— Start of Data for the task —

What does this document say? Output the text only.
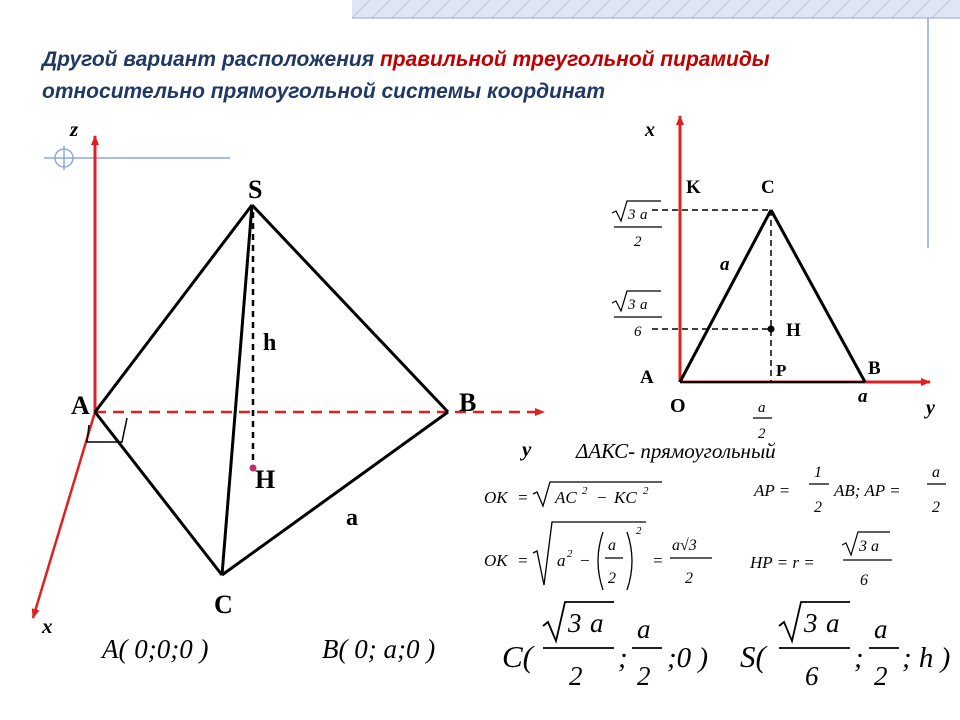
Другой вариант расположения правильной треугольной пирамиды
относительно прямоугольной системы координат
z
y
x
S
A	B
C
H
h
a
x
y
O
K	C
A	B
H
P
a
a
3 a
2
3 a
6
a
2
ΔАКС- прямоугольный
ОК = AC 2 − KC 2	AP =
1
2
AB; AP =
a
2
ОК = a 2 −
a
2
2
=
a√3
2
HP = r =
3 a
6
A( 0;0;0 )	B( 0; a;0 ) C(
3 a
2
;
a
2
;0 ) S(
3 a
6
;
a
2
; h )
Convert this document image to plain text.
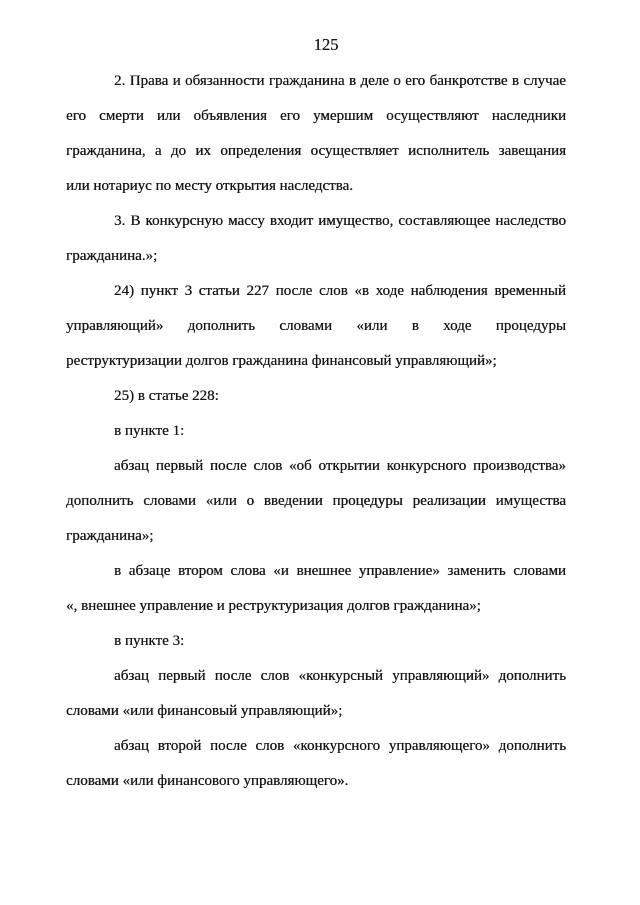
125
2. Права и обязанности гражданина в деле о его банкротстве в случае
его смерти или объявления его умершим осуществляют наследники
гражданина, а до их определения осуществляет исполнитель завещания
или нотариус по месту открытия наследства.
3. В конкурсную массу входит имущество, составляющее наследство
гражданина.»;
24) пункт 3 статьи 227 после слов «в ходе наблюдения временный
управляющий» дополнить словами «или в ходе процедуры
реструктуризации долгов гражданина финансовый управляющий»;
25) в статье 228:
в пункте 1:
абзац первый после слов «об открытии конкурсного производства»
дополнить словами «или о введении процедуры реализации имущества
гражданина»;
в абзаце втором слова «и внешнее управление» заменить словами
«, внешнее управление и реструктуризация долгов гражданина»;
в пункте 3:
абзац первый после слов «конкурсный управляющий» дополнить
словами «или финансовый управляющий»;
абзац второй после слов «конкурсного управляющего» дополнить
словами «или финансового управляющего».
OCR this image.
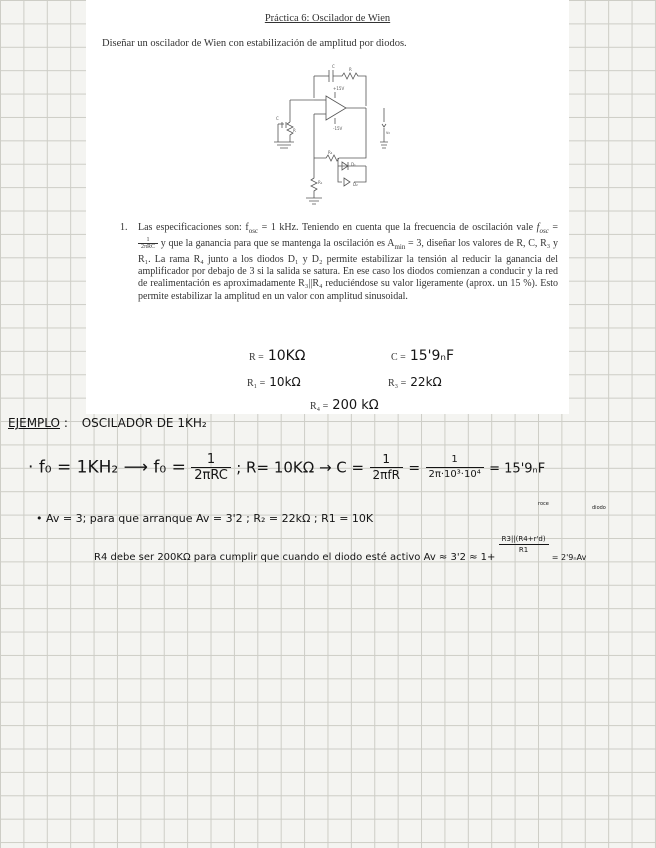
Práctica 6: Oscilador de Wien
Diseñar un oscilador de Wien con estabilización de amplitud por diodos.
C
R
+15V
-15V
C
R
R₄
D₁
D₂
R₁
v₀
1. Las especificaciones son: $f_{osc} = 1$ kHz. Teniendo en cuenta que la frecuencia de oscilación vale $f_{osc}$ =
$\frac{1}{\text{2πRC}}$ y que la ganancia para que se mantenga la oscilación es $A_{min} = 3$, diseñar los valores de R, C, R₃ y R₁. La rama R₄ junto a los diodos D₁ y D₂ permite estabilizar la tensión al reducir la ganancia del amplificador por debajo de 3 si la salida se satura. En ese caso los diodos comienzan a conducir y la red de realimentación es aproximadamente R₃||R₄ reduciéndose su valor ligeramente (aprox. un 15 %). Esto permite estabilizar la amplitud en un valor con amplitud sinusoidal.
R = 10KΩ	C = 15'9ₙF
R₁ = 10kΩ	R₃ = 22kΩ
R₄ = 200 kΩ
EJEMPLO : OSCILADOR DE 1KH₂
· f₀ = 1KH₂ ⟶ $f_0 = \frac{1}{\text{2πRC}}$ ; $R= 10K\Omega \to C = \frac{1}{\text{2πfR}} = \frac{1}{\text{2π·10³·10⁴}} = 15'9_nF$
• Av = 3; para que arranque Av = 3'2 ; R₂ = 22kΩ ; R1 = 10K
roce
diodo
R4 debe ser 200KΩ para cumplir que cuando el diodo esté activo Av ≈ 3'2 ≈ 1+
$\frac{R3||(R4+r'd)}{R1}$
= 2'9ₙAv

— End of Data for the task —

Job
Without the pictures, return the entries exactly as they appear.

Solution for this problem
What does this document say? Output the text only.
Другой вариант расположения правильной треугольной пирамиды
относительно прямоугольной системы координат
z
y
x
S
A	B
C
H
h
a
x
y
O
K	C
A	B
H
P
a
a
3 a
2
3 a
6
a
2
ΔАКС- прямоугольный
ОК = AC 2 − KC 2	AP =
1
2
AB; AP =
a
2
ОК = a 2 −
a
2
2
=
a√3
2
HP = r =
3 a
6
A( 0;0;0 )	B( 0; a;0 ) C(
3 a
2
;
a
2
;0 ) S(
3 a
6
;
a
2
; h )
Convert this document image to plain text.
125
2. Права и обязанности гражданина в деле о его банкротстве в случае
его смерти или объявления его умершим осуществляют наследники
гражданина, а до их определения осуществляет исполнитель завещания
или нотариус по месту открытия наследства.
3. В конкурсную массу входит имущество, составляющее наследство
гражданина.»;
24) пункт 3 статьи 227 после слов «в ходе наблюдения временный
управляющий» дополнить словами «или в ходе процедуры
реструктуризации долгов гражданина финансовый управляющий»;
25) в статье 228:
в пункте 1:
абзац первый после слов «об открытии конкурсного производства»
дополнить словами «или о введении процедуры реализации имущества
гражданина»;
в абзаце втором слова «и внешнее управление» заменить словами
«, внешнее управление и реструктуризация долгов гражданина»;
в пункте 3:
абзац первый после слов «конкурсный управляющий» дополнить
словами «или финансовый управляющий»;
абзац второй после слов «конкурсного управляющего» дополнить
словами «или финансового управляющего».
OCR this image.
Práctica 6: Oscilador de Wien
Diseñar un oscilador de Wien con estabilización de amplitud por diodos.
C
R
+15V
-15V
C
R
R₄
D₁
D₂
R₁
v₀
1. Las especificaciones son: $f_{osc} = 1$ kHz. Teniendo en cuenta que la frecuencia de oscilación vale $f_{osc}$ =
$\frac{1}{\text{2πRC}}$ y que la ganancia para que se mantenga la oscilación es $A_{min} = 3$, diseñar los valores de R, C, R₃ y R₁. La rama R₄ junto a los diodos D₁ y D₂ permite estabilizar la tensión al reducir la ganancia del amplificador por debajo de 3 si la salida se satura. En ese caso los diodos comienzan a conducir y la red de realimentación es aproximadamente R₃||R₄ reduciéndose su valor ligeramente (aprox. un 15 %). Esto permite estabilizar la amplitud en un valor con amplitud sinusoidal.
R = 10KΩ	C = 15'9ₙF
R₁ = 10kΩ	R₃ = 22kΩ
R₄ = 200 kΩ
EJEMPLO : OSCILADOR DE 1KH₂
· f₀ = 1KH₂ ⟶ $f_0 = \frac{1}{\text{2πRC}}$ ; $R= 10K\Omega \to C = \frac{1}{\text{2πfR}} = \frac{1}{\text{2π·10³·10⁴}} = 15'9_nF$
• Av = 3; para que arranque Av = 3'2 ; R₂ = 22kΩ ; R1 = 10K
roce
diodo
R4 debe ser 200KΩ para cumplir que cuando el diodo esté activo Av ≈ 3'2 ≈ 1+
$\frac{R3||(R4+r'd)}{R1}$
= 2'9ₙAv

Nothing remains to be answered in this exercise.